### Passage given
-----

Quote Originally Posted by dutchraptor View Post
Shadowofwind,
Do you mind sharing how you think dream sharing works? write as complicated as you want. I would like to hear side of the story. That's if you think you know.
Thanks
I don't know how it works. I can make some observations about my experience. However, trying to extend that into a 'theory' or explanation would be like trying to build a house out of a couple of toothpicks.

I'll describe more of the thoughts I do have about it, for OutlawPig also, and for anyone else who's interested of course.

The ancient Greeks and others had primitive, pseudo-scientific theories about chemistry and physics which were closely related to their theories about spirits and whatnot. Now we have very detailed and successful theories for chemistry, light, etc., but those don't cover any of the spiritual or paranormal subjects. As I see it, people who have affirmative ideas about such things as astral projection, etc. are to a significant extent thinking in terms of those old discredited theories, whether they are aware of the origins of the ideas or not. And what they are capable of experiencing is circumscribed by the limitations of those ideas. I think its very common for people to have objectively real experiences that are outside of what our modern theories can account for, but since they don't have a suitable framework of ideas to fit them into, they don't even know how to think about those experiences. So a lot of it just gets filtered out. And often they don't talk about what doesn't get filtered out, because they don't know what to say about it or don't want to be ridiculed by other people. I think that centuries of Christianity is partially responsible for this also, because the standard ideas about God, heaven, angels and demons are also often inadequate to interpret such experiences.

-----

[Element box annotations]
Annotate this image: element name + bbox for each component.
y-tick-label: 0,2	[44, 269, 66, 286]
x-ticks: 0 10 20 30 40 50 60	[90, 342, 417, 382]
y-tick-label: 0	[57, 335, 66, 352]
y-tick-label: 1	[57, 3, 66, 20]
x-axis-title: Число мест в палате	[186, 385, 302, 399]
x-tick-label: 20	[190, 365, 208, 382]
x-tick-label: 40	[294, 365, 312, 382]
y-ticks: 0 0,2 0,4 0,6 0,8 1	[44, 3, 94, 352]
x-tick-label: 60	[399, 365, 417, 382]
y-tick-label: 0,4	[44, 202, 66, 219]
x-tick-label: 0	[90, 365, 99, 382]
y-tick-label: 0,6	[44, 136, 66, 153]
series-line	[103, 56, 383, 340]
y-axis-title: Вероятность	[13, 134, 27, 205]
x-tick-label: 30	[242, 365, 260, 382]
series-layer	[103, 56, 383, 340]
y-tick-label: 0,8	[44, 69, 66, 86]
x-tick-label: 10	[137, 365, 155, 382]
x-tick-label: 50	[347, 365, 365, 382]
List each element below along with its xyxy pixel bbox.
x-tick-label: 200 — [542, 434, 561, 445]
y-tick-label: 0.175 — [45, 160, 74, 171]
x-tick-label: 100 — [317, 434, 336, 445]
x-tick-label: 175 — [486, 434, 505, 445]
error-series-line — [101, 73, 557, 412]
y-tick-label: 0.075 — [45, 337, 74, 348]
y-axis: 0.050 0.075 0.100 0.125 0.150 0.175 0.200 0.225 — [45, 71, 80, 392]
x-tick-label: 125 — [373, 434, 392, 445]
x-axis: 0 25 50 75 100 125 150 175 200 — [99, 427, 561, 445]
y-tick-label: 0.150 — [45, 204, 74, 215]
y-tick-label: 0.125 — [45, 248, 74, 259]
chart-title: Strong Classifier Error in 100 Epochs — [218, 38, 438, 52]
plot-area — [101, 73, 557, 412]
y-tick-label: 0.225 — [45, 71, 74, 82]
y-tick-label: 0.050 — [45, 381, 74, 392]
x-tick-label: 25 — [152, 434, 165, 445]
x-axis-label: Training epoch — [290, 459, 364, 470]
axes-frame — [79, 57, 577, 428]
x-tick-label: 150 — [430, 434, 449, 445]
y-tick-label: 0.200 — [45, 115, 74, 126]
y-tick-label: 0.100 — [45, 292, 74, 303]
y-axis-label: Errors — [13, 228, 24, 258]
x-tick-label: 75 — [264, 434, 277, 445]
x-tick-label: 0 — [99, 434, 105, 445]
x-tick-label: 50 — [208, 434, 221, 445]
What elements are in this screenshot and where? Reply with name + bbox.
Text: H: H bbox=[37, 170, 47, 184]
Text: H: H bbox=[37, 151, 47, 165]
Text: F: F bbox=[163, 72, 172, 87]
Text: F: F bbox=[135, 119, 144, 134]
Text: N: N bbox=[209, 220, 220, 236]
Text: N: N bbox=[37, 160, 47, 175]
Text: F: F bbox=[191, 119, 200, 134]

-----

### Problems to solve
a. Rewrite the paragraph of the dream-sharing post that opens with "The ancient Greeks and others" in a shorter form, keeping its main points.
b. Repeat a stretch of the dream-sharing post word for word, beginning at "Quote Originally Posted" and stopping after "interested of course.".
c. In the dream-sharing post, what does the writer say extending personal observations into a theory would be like?
This material comes from a separate source.

### Responses to the tasks
a. The ancient Greeks and others had primitive, pseudo-scientific theories of chemistry and physics closely tied to their ideas about spirits. Today's detailed and successful theories of chemistry, light and so on don't cover spiritual or paranormal subjects. In my view, people with affirmative ideas about things like astral projection largely think in terms of those old discredited theories, which limit what they can experience. I think objectively real experiences beyond modern theories are very common. But without a framework to fit them into, people filter much of them out, and they often keep quiet about the rest for fear of ridicule or for lack of words. Centuries of Christianity are partly responsible, since standard ideas about God, heaven, angels and demons are often inadequate to interpret such experiences.

b.
Quote Originally Posted by dutchraptor View Post
Shadowofwind,
Do you mind sharing how you think dream sharing works? write as complicated as you want. I would like to hear side of the story. That's if you think you know.
Thanks
I don't know how it works. I can make some observations about my experience. However, trying to extend that into a 'theory' or explanation would be like trying to build a house out of a couple of toothpicks.

I'll describe more of the thoughts I do have about it, for OutlawPig also, and for anyone else who's interested of course.

c. Trying to build a house out of a couple of toothpicks.